Tournament statistics
- Matches played: 59
- Goals scored: 188 (3.19 per match)
- Attendance: 1,614,372 (27,362 per match)
- Top scorer(s): Peter Pacult (Swarovski Tirol) Jean-Pierre Papin (Marseille) 6 goals each

= 1990–91 European Cup =

European football tournament

The 1990–91 European Cup was the 36th season of the European Cup, a tournament for men's football clubs in nations affiliated to the Union of European Football Associations (UEFA). It was won for the first time by Red Star Belgrade on penalties in the final against Marseille; both were first-time finalists. This was only the second time that an Eastern European side had won the competition, after Steaua București of Romania in 1986. It was also the last tournament to be solely knock-out based, with a group stage added for the next season. Red Star won the tournament as the only Yugoslav club shortly before the breakup of Yugoslavia. This was also the last season to feature a team from East Germany, since the East and its West counterpart reunified in October 1990. Although this was the first season which English clubs were readmitted to European competition Liverpool did not compete in the European Cup as English champions due to the last year of their six-year ban.

Milan were eliminated by Marseille in the quarter-finals after the second leg had been awarded as a 3–0 win for Marseille when the eventual runners-up were leading 1–0, and 2–1 on aggregate, in injury time, when the floodlights failed. Milan refused to play on when floodlights were fixed and were banned, giving Marseille a 3–0 automatic win.

==Teams==
A total of 31 teams participated in the competition. Teams are ordered below by the 1989 UEFA association coefficients.

Although 1990–91 marked the return of English clubs to the Cup Winners' Cup and UEFA Cup, after a five-year ban resulting from the Heysel Stadium disaster, Liverpool had been banned for an additional year, so could not participate in the European Cup as English champions.

* [PROBLEM SET]:
1) In the text on the 1990–91 European Cup, how many teams took part in the competition?
2) Carry the text on the 1990–91 European Cup forward from its final sentence.
The data that comes after this has no connection to the text.

* [LISTED RECORDS]:
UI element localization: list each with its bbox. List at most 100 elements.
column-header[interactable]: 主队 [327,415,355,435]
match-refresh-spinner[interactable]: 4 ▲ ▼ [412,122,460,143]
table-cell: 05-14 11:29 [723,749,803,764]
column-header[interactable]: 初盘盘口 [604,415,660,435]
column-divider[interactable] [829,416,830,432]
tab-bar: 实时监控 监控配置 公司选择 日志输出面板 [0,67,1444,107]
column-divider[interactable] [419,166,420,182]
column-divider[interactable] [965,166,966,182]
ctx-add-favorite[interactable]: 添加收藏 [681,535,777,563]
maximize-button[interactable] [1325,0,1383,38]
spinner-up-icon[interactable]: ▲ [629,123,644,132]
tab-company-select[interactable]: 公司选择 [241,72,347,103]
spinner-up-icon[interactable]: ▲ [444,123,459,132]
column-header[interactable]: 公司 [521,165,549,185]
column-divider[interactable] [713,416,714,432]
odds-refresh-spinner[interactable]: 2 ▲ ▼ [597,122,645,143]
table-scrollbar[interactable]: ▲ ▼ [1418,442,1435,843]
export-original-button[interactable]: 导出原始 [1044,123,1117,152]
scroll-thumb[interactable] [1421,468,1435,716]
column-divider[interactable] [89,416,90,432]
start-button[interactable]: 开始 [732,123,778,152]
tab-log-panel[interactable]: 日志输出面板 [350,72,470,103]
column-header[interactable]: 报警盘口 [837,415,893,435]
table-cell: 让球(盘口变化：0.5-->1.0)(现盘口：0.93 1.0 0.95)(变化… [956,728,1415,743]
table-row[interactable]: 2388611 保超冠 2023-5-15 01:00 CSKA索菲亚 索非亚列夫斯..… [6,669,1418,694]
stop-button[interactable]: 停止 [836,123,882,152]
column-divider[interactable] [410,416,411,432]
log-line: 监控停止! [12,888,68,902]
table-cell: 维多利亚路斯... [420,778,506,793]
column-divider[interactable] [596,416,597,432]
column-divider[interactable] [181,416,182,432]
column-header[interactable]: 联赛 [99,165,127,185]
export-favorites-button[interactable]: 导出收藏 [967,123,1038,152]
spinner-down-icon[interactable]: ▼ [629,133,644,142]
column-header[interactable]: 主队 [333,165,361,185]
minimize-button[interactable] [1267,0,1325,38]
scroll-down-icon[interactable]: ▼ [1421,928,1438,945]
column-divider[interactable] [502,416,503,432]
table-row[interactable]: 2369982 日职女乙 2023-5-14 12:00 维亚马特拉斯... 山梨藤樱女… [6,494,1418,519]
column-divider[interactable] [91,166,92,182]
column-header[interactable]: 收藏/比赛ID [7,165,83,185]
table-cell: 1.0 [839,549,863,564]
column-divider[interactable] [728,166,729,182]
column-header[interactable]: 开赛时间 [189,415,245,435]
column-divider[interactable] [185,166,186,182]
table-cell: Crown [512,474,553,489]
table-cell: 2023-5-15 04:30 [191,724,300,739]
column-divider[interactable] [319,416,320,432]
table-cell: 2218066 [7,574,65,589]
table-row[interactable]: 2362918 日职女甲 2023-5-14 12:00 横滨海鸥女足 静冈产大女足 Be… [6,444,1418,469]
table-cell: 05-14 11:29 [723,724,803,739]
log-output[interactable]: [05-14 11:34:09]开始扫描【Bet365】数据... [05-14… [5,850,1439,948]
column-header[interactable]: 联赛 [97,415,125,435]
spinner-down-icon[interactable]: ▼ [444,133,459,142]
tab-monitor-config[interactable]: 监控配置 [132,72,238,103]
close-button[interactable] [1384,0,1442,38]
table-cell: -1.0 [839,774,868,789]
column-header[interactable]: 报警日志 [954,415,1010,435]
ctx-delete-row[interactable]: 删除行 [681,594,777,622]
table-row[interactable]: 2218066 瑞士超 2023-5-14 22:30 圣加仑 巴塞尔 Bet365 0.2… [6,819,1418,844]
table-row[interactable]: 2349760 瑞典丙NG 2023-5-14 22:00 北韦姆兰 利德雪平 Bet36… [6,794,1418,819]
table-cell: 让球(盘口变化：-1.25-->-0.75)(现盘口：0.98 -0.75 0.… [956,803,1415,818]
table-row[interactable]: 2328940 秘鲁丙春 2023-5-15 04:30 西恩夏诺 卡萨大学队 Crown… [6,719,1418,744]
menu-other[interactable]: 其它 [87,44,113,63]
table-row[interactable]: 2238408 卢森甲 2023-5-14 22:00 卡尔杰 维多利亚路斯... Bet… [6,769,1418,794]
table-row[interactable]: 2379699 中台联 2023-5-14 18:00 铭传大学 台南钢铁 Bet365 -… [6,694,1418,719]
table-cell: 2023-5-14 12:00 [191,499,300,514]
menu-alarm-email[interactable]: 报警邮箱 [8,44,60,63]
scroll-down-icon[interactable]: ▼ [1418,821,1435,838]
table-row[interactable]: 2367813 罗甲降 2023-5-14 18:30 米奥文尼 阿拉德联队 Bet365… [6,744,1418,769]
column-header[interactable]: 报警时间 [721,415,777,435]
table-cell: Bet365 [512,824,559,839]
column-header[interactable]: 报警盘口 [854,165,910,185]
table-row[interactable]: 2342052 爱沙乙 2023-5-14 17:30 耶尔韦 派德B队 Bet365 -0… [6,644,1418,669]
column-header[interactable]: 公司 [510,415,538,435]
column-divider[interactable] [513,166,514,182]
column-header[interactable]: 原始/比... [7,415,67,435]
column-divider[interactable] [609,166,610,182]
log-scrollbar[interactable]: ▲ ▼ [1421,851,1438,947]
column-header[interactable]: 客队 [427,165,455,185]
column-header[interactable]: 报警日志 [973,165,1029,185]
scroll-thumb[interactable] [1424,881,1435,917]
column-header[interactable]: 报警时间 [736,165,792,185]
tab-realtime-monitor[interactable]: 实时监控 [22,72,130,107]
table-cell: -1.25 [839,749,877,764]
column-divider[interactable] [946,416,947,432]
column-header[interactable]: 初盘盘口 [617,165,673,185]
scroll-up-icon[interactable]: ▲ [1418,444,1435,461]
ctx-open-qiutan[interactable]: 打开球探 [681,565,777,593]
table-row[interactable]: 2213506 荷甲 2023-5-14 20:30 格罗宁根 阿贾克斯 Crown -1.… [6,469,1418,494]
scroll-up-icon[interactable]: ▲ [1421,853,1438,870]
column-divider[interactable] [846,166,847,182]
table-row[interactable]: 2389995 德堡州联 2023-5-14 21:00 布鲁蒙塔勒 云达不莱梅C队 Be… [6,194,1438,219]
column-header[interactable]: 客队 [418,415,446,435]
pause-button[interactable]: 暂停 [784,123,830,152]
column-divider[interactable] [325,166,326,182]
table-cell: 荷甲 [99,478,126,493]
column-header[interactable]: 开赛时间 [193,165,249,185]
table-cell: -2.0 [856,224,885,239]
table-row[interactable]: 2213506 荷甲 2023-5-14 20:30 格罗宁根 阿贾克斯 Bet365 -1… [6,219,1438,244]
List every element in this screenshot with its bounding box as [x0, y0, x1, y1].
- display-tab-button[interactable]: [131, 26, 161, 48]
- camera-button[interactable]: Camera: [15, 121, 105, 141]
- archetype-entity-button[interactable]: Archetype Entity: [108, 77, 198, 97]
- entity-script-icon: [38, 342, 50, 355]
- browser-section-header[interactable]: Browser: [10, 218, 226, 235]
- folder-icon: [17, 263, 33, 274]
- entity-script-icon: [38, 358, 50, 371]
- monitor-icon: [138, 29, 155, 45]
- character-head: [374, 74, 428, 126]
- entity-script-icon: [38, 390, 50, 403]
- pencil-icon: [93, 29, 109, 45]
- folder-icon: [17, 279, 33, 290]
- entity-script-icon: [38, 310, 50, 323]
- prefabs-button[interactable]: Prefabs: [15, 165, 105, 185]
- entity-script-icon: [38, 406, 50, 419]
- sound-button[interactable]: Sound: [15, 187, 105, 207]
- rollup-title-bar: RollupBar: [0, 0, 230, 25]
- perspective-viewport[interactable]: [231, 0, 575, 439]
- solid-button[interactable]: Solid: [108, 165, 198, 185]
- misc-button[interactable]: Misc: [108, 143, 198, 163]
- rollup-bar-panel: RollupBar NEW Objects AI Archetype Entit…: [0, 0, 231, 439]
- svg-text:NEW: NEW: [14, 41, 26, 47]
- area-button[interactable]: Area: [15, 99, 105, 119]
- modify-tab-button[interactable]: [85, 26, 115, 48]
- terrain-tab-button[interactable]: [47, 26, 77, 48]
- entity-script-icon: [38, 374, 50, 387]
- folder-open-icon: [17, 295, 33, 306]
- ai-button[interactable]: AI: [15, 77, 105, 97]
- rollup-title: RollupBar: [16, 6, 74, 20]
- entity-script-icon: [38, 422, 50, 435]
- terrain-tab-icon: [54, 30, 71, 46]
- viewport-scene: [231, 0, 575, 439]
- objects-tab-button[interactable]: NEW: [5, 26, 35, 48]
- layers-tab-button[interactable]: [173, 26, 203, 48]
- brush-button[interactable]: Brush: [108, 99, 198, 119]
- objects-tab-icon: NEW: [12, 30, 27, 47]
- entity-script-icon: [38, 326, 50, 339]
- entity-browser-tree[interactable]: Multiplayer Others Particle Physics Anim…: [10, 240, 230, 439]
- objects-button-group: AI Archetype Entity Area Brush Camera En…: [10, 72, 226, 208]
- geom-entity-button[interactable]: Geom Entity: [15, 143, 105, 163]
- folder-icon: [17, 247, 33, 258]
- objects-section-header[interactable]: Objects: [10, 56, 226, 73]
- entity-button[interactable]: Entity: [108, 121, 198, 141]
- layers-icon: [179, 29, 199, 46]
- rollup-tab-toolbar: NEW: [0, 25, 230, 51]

* [ANSWERS BELOW]:
1) A total of 31 teams took part.

2)
Ajax, the Dutch champions, were not allowed to participate in a European Cup competition because of the poor behaviour of their fans during a game the previous season, so their spot in the qualification was simply vacated, giving the two-time defending champions Milan a first-round bye.

Qualified teams for 1990–91 European Cup
Second round
| ITA Milan (TH) |  |  |  |
First round
| ITA Napoli (1st) | FRG Bayern Munich (1st) | ESP Real Madrid (1st) | URS Spartak Moscow (1st) |
| BEL Club Brugge (1st) | POR Porto (1st) | ROU Dinamo București (1st) | SCO Rangers (1st) |
| SWE Malmö FF (1st) | FRA Marseille (1st) | YUG Red Star Belgrade (1st) | AUT Swarovski Tirol (1st) |
| GDR Dynamo Dresden (1st) | TCH Sparta Prague (1st) | HUN Újpesti Dózsa (1st) | GRE Panathinaikos (1st) |
| SUI Grasshopper (1st) | DEN OB (1st) | FIN Kuusysi (1st) | POL Lech Poznań (1st) |
| BUL CSKA Sofia (1st) | TUR Beşiktaş (1st) | ALB Dinamo Tirana (1st) | NOR Lillestrøm (1st) |
| NIR Portadown (1st) | CYP APOEL (1st) | ISL KA (1st) | IRL St Patrick's Athletic (1st) |
| MLT Valletta (1st) | LUX Union Luxembourg (1st) |  |  |

Notes

===Seeding===
For the first and second round draws, teams were ranked according to their 1990 UEFA club seeding coefficients. The seedings took into account performances in European competitions from 1985–86 to 1989–90, and were calculated by taking the club's total UEFA coefficient points earned divided by total matches played.

- Milan (1.464)^{TH}
- Marseille (1.812)
- Bayern Munich (1.615)
- Real Madrid (1.475)
- Porto (1.444)
- Red Star Belgrade (1.423)
- Dynamo Dresden (1.300)
- Napoli (1.272)
- Dinamo București (1.200)
- Rangers (1.200)
- CSKA Sofia (1.166)
- Lech Poznań (1.166)
- Spartak Moscow (1.125)
- Malmö FF (1.000)
- Swarovski Tirol (1.000)
- Club Brugge (0.958)
- Sparta Prague (0.928)
- Kuusysi (0.916)
- Panathinaikos (0.900)
- Újpesti Dózsa (0.833)
- Dinamo Tirana (0.800)
- Grasshopper (0.700)
- Beşiktaş (0.666)
- APOEL (0.500)
- Lillestrøm (0.500)
- Union Luxembourg (0.166)
- Valletta (0.000)
- KA (0.000)
- OB (0.000)
- Portadown (0.000)
- St Patrick's Athletic (0.000)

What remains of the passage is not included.